(Collected data)
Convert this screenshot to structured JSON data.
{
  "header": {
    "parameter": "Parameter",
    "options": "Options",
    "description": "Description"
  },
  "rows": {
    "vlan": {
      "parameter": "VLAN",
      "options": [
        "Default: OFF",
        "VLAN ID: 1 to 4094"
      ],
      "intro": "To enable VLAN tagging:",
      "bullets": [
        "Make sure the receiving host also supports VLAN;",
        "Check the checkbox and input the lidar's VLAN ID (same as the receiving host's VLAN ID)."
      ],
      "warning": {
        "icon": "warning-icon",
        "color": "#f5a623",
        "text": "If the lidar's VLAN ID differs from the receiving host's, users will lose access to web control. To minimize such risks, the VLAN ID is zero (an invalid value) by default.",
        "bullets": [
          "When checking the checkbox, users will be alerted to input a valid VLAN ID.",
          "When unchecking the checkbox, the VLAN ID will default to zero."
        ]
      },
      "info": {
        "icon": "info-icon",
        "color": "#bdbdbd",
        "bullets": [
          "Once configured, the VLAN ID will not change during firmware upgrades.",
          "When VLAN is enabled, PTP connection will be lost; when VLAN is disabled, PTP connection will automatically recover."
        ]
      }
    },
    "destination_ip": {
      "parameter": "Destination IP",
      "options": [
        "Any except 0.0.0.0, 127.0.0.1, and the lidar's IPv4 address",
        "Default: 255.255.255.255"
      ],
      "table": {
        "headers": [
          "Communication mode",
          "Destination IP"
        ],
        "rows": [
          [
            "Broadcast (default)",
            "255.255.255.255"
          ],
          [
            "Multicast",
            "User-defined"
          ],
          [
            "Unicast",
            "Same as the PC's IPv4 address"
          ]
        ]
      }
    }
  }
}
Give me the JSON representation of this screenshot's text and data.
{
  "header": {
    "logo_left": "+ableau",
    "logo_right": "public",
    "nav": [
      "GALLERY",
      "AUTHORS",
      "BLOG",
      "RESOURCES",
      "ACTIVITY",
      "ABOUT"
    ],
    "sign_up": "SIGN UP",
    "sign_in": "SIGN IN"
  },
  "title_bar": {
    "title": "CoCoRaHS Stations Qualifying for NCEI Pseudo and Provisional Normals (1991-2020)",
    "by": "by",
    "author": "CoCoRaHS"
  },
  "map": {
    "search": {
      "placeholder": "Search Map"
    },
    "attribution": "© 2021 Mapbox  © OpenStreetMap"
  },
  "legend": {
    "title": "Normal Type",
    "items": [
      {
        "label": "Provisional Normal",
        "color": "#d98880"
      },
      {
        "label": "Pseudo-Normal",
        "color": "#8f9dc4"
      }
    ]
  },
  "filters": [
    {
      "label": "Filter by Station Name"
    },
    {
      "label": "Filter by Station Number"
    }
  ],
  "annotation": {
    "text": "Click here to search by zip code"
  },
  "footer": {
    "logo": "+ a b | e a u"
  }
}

(Stated problem)
Reproduce the full set of records precisely.

(Reply to the exercise)
Convert this screenshot to structured JSON data.
{
  "header": {
    "parameter": "Parameter",
    "options": "Options",
    "description": "Description"
  },
  "rows": {
    "vlan": {
      "parameter": "VLAN",
      "options": [
        "Default: OFF",
        "VLAN ID: 1 to 4094"
      ],
      "intro": "To enable VLAN tagging:",
      "bullets": [
        "Make sure the receiving host also supports VLAN;",
        "Check the checkbox and input the lidar's VLAN ID (same as the receiving host's VLAN ID)."
      ],
      "warning": {
        "icon": "warning-icon",
        "color": "#f5a623",
        "text": "If the lidar's VLAN ID differs from the receiving host's, users will lose access to web control. To minimize such risks, the VLAN ID is zero (an invalid value) by default.",
        "bullets": [
          "When checking the checkbox, users will be alerted to input a valid VLAN ID.",
          "When unchecking the checkbox, the VLAN ID will default to zero."
        ]
      },
      "info": {
        "icon": "info-icon",
        "color": "#bdbdbd",
        "bullets": [
          "Once configured, the VLAN ID will not change during firmware upgrades.",
          "When VLAN is enabled, PTP connection will be lost; when VLAN is disabled, PTP connection will automatically recover."
        ]
      }
    },
    "destination_ip": {
      "parameter": "Destination IP",
      "options": [
        "Any except 0.0.0.0, 127.0.0.1, and the lidar's IPv4 address",
        "Default: 255.255.255.255"
      ],
      "table": {
        "headers": [
          "Communication mode",
          "Destination IP"
        ],
        "rows": [
          [
            "Broadcast (default)",
            "255.255.255.255"
          ],
          [
            "Multicast",
            "User-defined"
          ],
          [
            "Unicast",
            "Same as the PC's IPv4 address"
          ]
        ]
      }
    }
  }
}
Give me the JSON representation of this screenshot's text and data.
{
  "header": {
    "logo_left": "+ableau",
    "logo_right": "public",
    "nav": [
      "GALLERY",
      "AUTHORS",
      "BLOG",
      "RESOURCES",
      "ACTIVITY",
      "ABOUT"
    ],
    "sign_up": "SIGN UP",
    "sign_in": "SIGN IN"
  },
  "title_bar": {
    "title": "CoCoRaHS Stations Qualifying for NCEI Pseudo and Provisional Normals (1991-2020)",
    "by": "by",
    "author": "CoCoRaHS"
  },
  "map": {
    "search": {
      "placeholder": "Search Map"
    },
    "attribution": "© 2021 Mapbox  © OpenStreetMap"
  },
  "legend": {
    "title": "Normal Type",
    "items": [
      {
        "label": "Provisional Normal",
        "color": "#d98880"
      },
      {
        "label": "Pseudo-Normal",
        "color": "#8f9dc4"
      }
    ]
  },
  "filters": [
    {
      "label": "Filter by Station Name"
    },
    {
      "label": "Filter by Station Number"
    }
  ],
  "annotation": {
    "text": "Click here to search by zip code"
  },
  "footer": {
    "logo": "+ a b | e a u"
  }
}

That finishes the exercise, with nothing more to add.